**SET TASK:**
Find the string "Program" in the entries and copy each line that has it.
Start of STORED ROWS
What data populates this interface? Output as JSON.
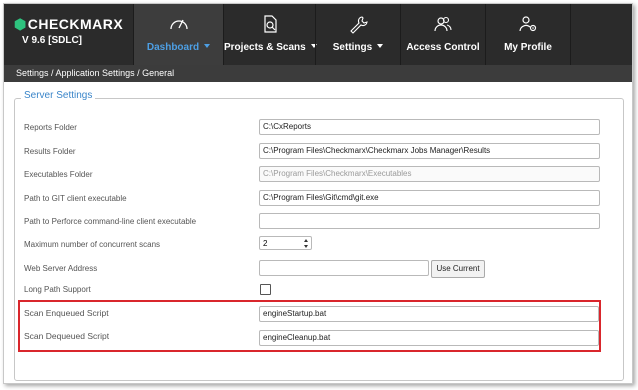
{
  "brand": {
    "name": "CHECKMARX",
    "version": "V 9.6  [SDLC]"
  },
  "nav": [
    {
      "label": "Dashboard",
      "icon": "gauge-icon",
      "active": true,
      "dropdown": true
    },
    {
      "label": "Projects & Scans",
      "icon": "document-search-icon",
      "active": false,
      "dropdown": true
    },
    {
      "label": "Settings",
      "icon": "wrench-icon",
      "active": false,
      "dropdown": true
    },
    {
      "label": "Access Control",
      "icon": "users-icon",
      "active": false,
      "dropdown": false
    },
    {
      "label": "My Profile",
      "icon": "user-gear-icon",
      "active": false,
      "dropdown": false
    }
  ],
  "breadcrumb": "Settings / Application Settings / General",
  "section_title": "Server Settings",
  "fields": {
    "reports_folder": {
      "label": "Reports Folder",
      "value": "C:\\CxReports"
    },
    "results_folder": {
      "label": "Results Folder",
      "value": "C:\\Program Files\\Checkmarx\\Checkmarx Jobs Manager\\Results"
    },
    "executables_folder": {
      "label": "Executables Folder",
      "value": "C:\\Program Files\\Checkmarx\\Executables"
    },
    "git_path": {
      "label": "Path to GIT client executable",
      "value": "C:\\Program Files\\Git\\cmd\\git.exe"
    },
    "perforce_path": {
      "label": "Path to Perforce command-line client executable",
      "value": ""
    },
    "max_scans": {
      "label": "Maximum number of concurrent scans",
      "value": "2"
    },
    "web_server": {
      "label": "Web Server Address",
      "value": "",
      "button_label": "Use Current"
    },
    "long_path": {
      "label": "Long Path Support",
      "checked": false
    },
    "scan_enqueued": {
      "label": "Scan Enqueued Script",
      "value": "engineStartup.bat"
    },
    "scan_dequeued": {
      "label": "Scan Dequeued Script",
      "value": "engineCleanup.bat"
    }
  },
  "colors": {
    "topbar": "#2b2b2b",
    "active_nav_text": "#4d9fe4",
    "legend": "#3a85c9",
    "highlight": "#d9262c",
    "brand_mark": "#2ec27e"
  }
}
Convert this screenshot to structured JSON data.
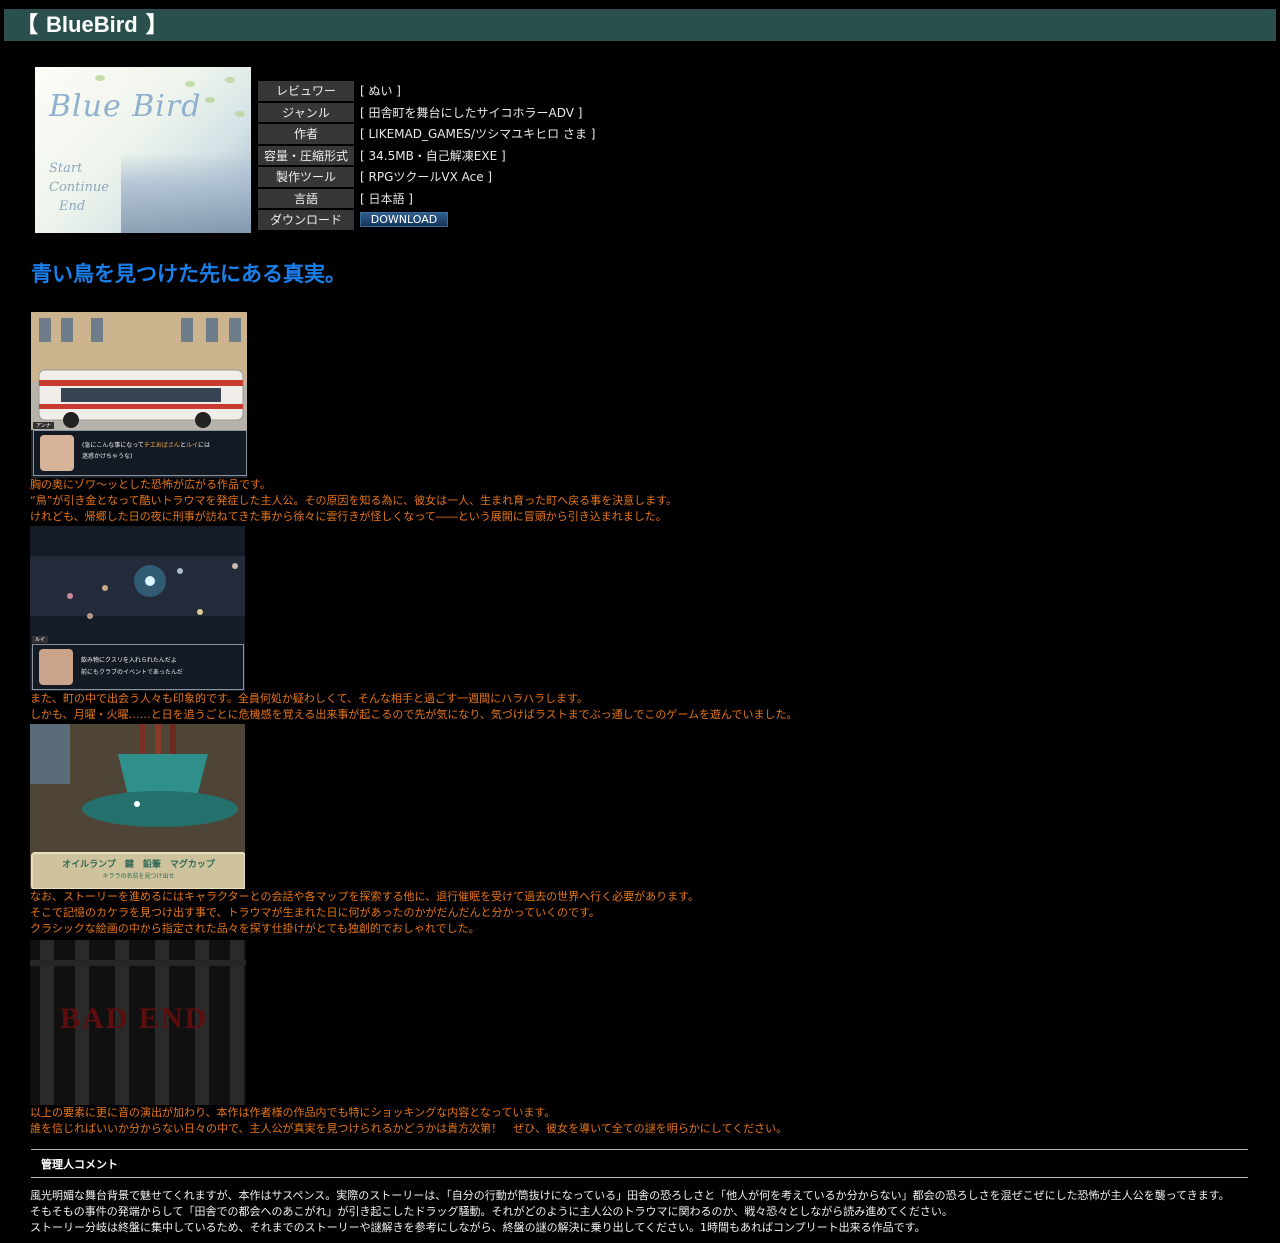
{
  "header": {
    "bracket_open": "【",
    "title": "BlueBird",
    "bracket_close": "】"
  },
  "cover": {
    "logo_text": "Blue Bird",
    "menu": [
      "Start",
      "Continue",
      "End"
    ]
  },
  "info": [
    {
      "label": "レビュワー",
      "value": "[ ぬい ]"
    },
    {
      "label": "ジャンル",
      "value": "[ 田舎町を舞台にしたサイコホラーADV ]"
    },
    {
      "label": "作者",
      "value": "[ LIKEMAD_GAMES/ツシマユキヒロ さま ]"
    },
    {
      "label": "容量・圧縮形式",
      "value": "[ 34.5MB・自己解凍EXE ]"
    },
    {
      "label": "製作ツール",
      "value": "[ RPGツクールVX Ace ]"
    },
    {
      "label": "言語",
      "value": "[ 日本語 ]"
    },
    {
      "label": "ダウンロード",
      "button": "DOWNLOAD"
    }
  ],
  "catchphrase": "青い鳥を見つけた先にある真実。",
  "screens": {
    "s1": {
      "name": "アンナ",
      "line1": "(急にこんな事になって",
      "highlight": "チエおばさん",
      "mid": "と",
      "highlight2": "ルイ",
      "tail": "には",
      "line2": "迷惑かけちゃうな)"
    },
    "s2": {
      "name": "ルイ",
      "line1": "飲み物にクスリを入れられたんだよ",
      "line2": "前にもクラブのイベントであったんだ"
    },
    "s3": {
      "banner": "オイルランプ　鍵　鉛筆　マグカップ",
      "sub": "キララの名前を見つけ出せ"
    },
    "s4": {
      "text": "BAD END"
    }
  },
  "paragraphs": {
    "p1": [
      "胸の奥にゾワ～ッとした恐怖が広がる作品です。",
      "“鳥”が引き金となって酷いトラウマを発症した主人公。その原因を知る為に、彼女は一人、生まれ育った町へ戻る事を決意します。",
      "けれども、帰郷した日の夜に刑事が訪ねてきた事から徐々に雲行きが怪しくなって――という展開に冒頭から引き込まれました。"
    ],
    "p2": [
      "また、町の中で出会う人々も印象的です。全員何処か疑わしくて、そんな相手と過ごす一週間にハラハラします。",
      "しかも、月曜・火曜……と日を追うごとに危機感を覚える出来事が起こるので先が気になり、気づけばラストまでぶっ通しでこのゲームを遊んでいました。"
    ],
    "p3": [
      "なお、ストーリーを進めるにはキャラクターとの会話や各マップを探索する他に、退行催眠を受けて過去の世界へ行く必要があります。",
      "そこで記憶のカケラを見つけ出す事で、トラウマが生まれた日に何があったのかがだんだんと分かっていくのです。",
      "クラシックな絵画の中から指定された品々を探す仕掛けがとても独創的でおしゃれでした。"
    ],
    "p4": [
      "以上の要素に更に音の演出が加わり、本作は作者様の作品内でも特にショッキングな内容となっています。",
      "誰を信じればいいか分からない日々の中で、主人公が真実を見つけられるかどうかは貴方次第！　ぜひ、彼女を導いて全ての謎を明らかにしてください。"
    ]
  },
  "admin": {
    "heading": "管理人コメント",
    "lines": [
      "風光明媚な舞台背景で魅せてくれますが、本作はサスペンス。実際のストーリーは、「自分の行動が筒抜けになっている」田舎の恐ろしさと「他人が何を考えているか分からない」都会の恐ろしさを混ぜこぜにした恐怖が主人公を襲ってきます。",
      "そもそもの事件の発端からして「田舎での都会へのあこがれ」が引き起こしたドラッグ騒動。それがどのように主人公のトラウマに関わるのか、戦々恐々としながら読み進めてください。",
      "ストーリー分岐は終盤に集中しているため、それまでのストーリーや謎解きを参考にしながら、終盤の謎の解決に乗り出してください。1時間もあればコンプリート出来る作品です。"
    ]
  }
}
End of STORED ROWS
**EXERCISE RESPONSE:**
      "value": "C:\\Program Files\\Checkmarx\\Checkmarx Jobs Manager\\Results"
      "value": "C:\\Program Files\\Checkmarx\\Executables"
      "value": "C:\\Program Files\\Git\\cmd\\git.exe"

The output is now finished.